◆ RECORDS FOR THE TASK:

start

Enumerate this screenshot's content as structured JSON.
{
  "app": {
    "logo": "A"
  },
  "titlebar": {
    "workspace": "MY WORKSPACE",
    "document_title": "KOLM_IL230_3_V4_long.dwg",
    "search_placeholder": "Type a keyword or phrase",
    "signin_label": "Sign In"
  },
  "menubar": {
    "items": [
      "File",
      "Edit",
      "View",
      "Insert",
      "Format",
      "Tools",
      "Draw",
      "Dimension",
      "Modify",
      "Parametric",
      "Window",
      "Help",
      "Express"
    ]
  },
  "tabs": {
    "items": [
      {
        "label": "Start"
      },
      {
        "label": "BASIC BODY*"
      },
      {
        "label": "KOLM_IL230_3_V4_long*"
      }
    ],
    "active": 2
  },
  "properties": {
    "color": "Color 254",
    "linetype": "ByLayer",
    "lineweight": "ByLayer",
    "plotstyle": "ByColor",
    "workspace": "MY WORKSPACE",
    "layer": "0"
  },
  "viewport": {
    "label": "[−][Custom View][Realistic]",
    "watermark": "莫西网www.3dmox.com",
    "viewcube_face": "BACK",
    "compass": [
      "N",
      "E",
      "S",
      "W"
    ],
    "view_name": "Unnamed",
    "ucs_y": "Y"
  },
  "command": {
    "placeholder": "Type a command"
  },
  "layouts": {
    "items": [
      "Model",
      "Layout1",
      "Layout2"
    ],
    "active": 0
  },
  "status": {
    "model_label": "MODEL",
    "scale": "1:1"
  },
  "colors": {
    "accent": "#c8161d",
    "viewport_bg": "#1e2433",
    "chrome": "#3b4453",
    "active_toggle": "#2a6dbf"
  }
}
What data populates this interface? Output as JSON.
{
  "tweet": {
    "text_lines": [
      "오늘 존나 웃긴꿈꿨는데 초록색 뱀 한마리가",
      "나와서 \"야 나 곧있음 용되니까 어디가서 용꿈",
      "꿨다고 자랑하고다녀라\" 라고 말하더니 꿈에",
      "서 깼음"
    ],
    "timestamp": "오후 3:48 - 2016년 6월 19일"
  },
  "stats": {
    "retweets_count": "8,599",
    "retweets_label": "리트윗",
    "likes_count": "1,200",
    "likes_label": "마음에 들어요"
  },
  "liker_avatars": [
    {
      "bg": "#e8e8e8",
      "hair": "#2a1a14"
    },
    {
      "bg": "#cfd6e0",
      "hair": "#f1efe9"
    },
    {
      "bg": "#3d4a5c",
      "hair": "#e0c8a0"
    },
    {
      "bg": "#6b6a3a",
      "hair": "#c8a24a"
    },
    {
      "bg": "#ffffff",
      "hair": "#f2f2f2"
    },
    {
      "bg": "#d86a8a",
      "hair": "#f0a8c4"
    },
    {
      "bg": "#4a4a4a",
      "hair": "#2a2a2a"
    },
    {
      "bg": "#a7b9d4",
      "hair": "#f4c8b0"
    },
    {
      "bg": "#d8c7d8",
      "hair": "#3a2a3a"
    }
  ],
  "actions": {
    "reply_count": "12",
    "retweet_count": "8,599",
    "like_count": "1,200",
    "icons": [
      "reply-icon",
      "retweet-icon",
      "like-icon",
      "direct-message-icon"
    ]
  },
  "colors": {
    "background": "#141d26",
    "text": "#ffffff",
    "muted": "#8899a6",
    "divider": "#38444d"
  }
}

end

◆ EXERCISE DETAILS:
Locate the word "command" in the entries, and copy every line where it is found.

◆ RESULT OF THE EXERCISE:
  "command": {
    "placeholder": "Type a command"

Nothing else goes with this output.